■ **Available data**:
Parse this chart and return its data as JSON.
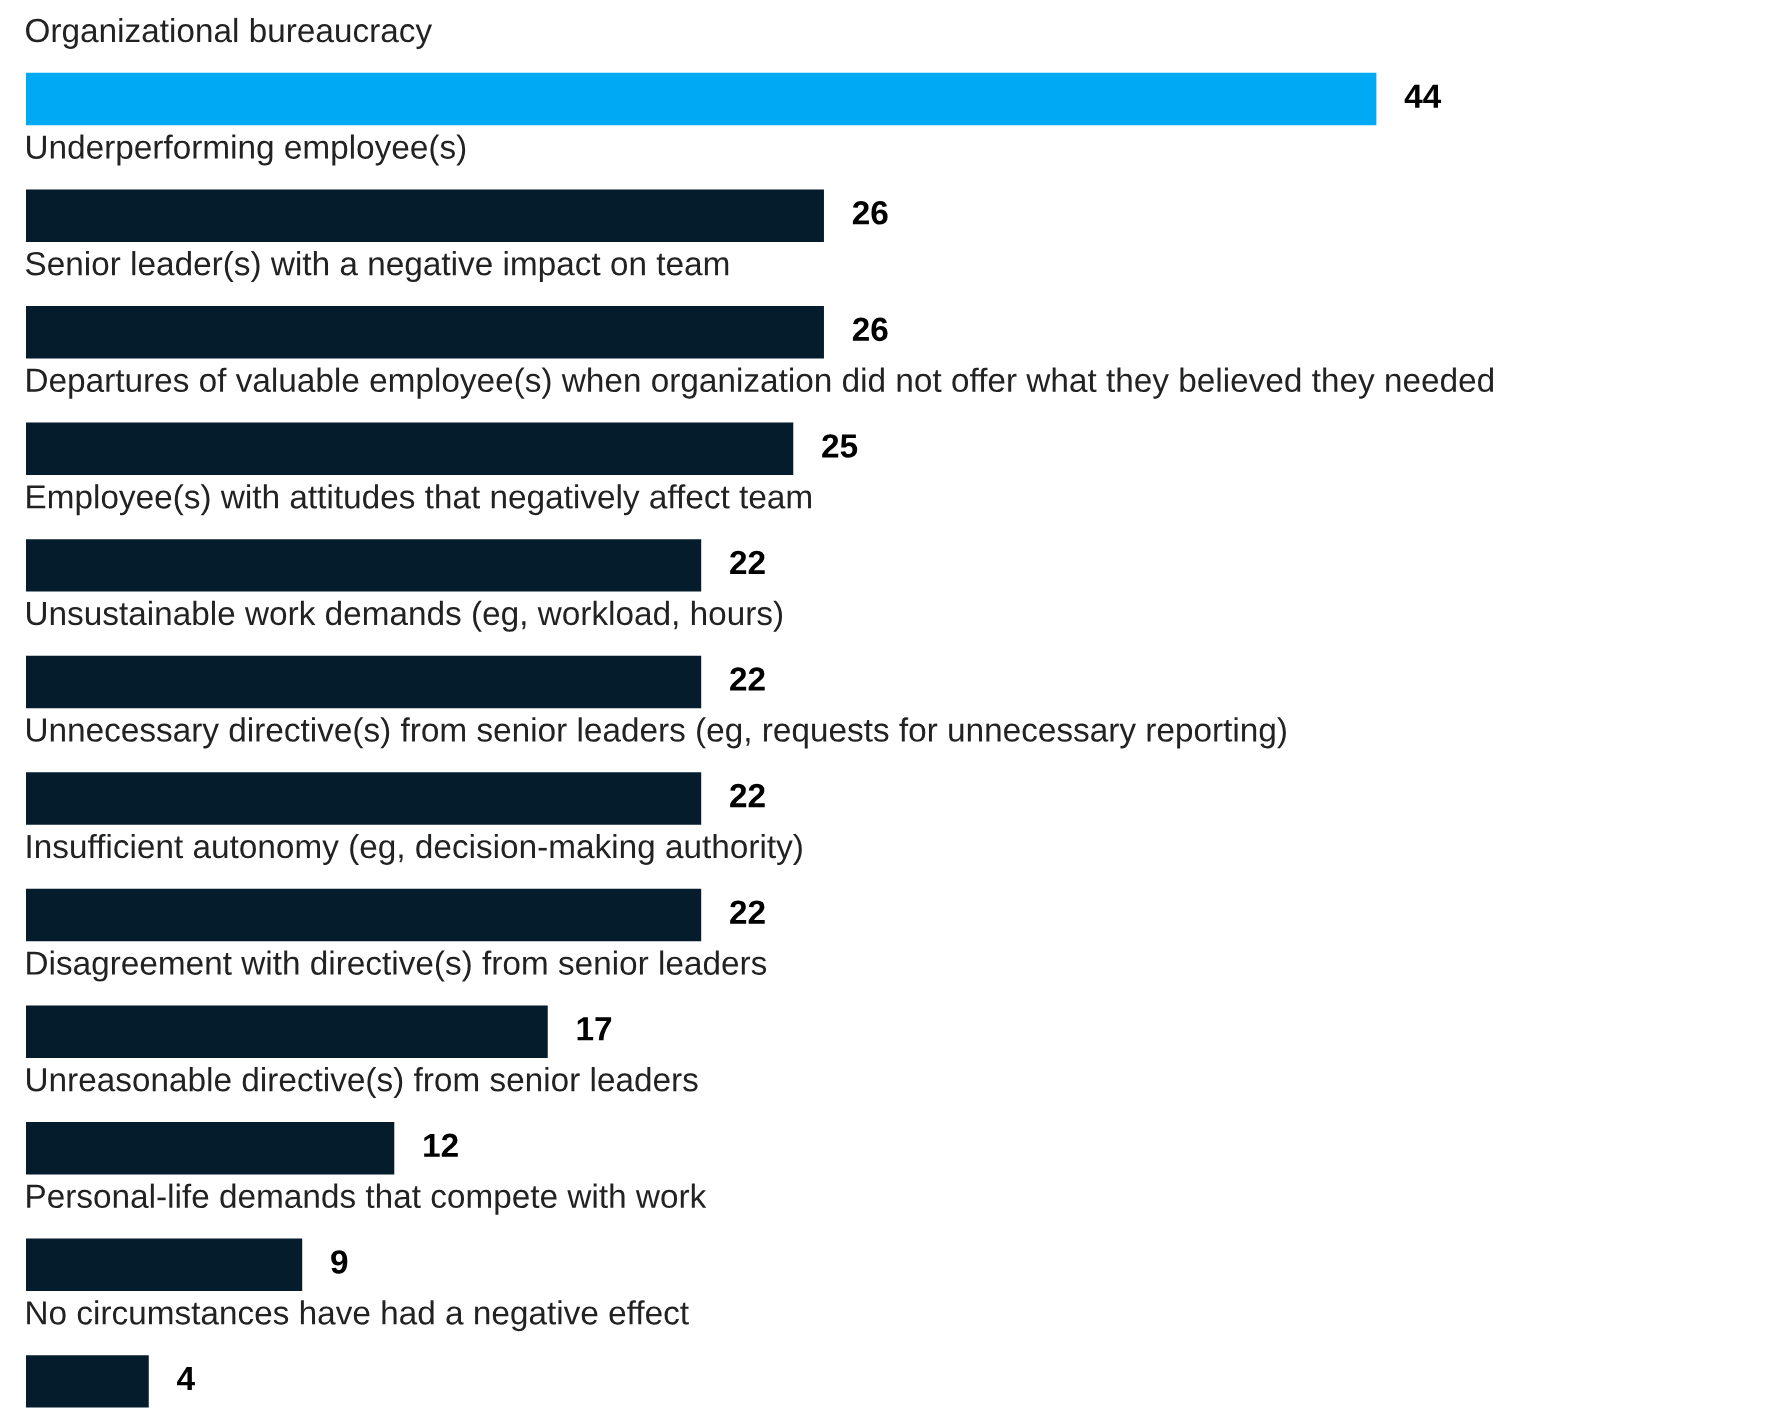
{
  "chart_data": {
    "type": "bar",
    "orientation": "horizontal",
    "data_labels": true,
    "grid": false,
    "legend": false,
    "tick_labels": false,
    "categories": [
      "Organizational bureaucracy",
      "Underperforming employee(s)",
      "Senior leader(s) with a negative impact on team",
      "Departures of valuable employee(s) when organization did not offer what they believed they needed",
      "Employee(s) with attitudes that negatively affect team",
      "Unsustainable work demands (eg, workload, hours)",
      "Unnecessary directive(s) from senior leaders (eg, requests for unnecessary reporting)",
      "Insufficient autonomy (eg, decision-making authority)",
      "Disagreement with directive(s) from senior leaders",
      "Unreasonable directive(s) from senior leaders",
      "Personal-life demands that compete with work",
      "No circumstances have had a negative effect"
    ],
    "values": [
      44,
      26,
      26,
      25,
      22,
      22,
      22,
      22,
      17,
      12,
      9,
      4
    ],
    "colors": [
      "#00a9f4",
      "#051c2c",
      "#051c2c",
      "#051c2c",
      "#051c2c",
      "#051c2c",
      "#051c2c",
      "#051c2c",
      "#051c2c",
      "#051c2c",
      "#051c2c",
      "#051c2c"
    ]
  }
}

■ **Set exercise**: Where a line of the material above holds the string "demands", copy that line.

■ **Exercise output**:
      "Unsustainable work demands (eg, workload, hours)",
      "Personal-life demands that compete with work",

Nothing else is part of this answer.